YOUR TASK — Copy, from the entries below, each line in which the string "color" appears.

TASK INPUTS —
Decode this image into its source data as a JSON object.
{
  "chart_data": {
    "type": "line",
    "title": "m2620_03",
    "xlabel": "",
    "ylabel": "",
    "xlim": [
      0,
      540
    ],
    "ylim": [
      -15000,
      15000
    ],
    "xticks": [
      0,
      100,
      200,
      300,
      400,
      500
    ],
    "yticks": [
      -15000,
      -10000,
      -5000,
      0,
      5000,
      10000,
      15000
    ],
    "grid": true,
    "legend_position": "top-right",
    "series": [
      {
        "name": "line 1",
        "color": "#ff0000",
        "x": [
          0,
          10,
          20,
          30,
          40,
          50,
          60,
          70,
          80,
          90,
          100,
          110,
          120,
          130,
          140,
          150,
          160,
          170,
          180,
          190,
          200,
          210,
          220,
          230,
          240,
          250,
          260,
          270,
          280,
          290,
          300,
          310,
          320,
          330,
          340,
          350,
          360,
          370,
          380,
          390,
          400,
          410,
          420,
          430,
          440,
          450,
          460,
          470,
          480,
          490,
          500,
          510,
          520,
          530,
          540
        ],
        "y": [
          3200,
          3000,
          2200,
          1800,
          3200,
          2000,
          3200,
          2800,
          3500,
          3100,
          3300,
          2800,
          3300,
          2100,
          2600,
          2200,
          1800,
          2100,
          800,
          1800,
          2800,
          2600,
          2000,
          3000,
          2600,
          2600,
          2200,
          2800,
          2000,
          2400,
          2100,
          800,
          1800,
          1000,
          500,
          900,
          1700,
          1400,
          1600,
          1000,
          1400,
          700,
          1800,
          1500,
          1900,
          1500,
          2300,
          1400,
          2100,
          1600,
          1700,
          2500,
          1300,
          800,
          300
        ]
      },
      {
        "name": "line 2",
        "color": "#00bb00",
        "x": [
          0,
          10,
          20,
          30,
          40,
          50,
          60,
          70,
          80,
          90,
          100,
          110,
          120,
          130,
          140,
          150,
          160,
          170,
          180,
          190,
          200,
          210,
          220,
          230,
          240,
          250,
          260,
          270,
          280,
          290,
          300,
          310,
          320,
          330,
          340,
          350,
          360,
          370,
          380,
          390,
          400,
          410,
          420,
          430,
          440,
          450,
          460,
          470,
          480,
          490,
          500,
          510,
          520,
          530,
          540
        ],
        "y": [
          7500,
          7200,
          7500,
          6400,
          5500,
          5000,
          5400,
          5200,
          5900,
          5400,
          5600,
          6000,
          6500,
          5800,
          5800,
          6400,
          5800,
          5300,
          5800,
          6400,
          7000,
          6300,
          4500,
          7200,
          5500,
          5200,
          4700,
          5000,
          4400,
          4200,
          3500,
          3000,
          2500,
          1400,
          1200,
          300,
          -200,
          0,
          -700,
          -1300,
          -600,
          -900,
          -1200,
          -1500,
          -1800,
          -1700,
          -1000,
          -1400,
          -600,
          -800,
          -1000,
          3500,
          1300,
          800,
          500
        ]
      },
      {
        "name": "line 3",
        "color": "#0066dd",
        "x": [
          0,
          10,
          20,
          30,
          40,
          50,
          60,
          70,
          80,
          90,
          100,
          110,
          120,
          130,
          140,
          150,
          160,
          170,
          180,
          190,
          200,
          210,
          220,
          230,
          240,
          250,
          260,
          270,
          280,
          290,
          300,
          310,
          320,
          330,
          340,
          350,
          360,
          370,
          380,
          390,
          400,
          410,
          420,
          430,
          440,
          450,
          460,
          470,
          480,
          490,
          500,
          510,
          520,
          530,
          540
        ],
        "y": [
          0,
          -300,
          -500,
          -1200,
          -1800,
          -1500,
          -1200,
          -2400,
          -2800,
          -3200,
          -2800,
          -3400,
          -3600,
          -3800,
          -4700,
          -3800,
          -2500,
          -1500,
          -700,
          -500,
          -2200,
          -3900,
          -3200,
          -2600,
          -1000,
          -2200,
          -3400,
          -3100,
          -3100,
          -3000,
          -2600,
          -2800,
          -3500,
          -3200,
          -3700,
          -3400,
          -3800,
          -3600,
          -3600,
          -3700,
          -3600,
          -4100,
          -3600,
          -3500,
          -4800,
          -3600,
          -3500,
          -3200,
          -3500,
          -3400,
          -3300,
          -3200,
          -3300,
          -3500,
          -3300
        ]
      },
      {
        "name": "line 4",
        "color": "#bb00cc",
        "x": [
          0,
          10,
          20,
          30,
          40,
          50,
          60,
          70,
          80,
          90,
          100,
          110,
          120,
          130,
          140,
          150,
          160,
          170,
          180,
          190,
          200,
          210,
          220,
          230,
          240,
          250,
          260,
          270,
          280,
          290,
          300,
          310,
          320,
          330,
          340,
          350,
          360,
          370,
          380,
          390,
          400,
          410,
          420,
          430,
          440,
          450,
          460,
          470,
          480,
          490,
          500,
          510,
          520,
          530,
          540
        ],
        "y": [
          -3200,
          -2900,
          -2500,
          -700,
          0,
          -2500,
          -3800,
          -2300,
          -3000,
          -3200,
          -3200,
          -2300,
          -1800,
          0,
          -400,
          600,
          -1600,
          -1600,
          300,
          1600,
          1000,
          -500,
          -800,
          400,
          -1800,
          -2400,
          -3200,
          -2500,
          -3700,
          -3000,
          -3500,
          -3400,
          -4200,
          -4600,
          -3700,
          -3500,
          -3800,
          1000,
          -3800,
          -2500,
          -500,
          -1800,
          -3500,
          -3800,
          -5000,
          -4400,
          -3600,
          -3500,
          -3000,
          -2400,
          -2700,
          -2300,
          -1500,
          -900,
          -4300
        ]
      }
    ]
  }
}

COMPLETED TASK —
        "color": "#ff0000",
        "color": "#00bb00",
        "color": "#0066dd",
        "color": "#bb00cc",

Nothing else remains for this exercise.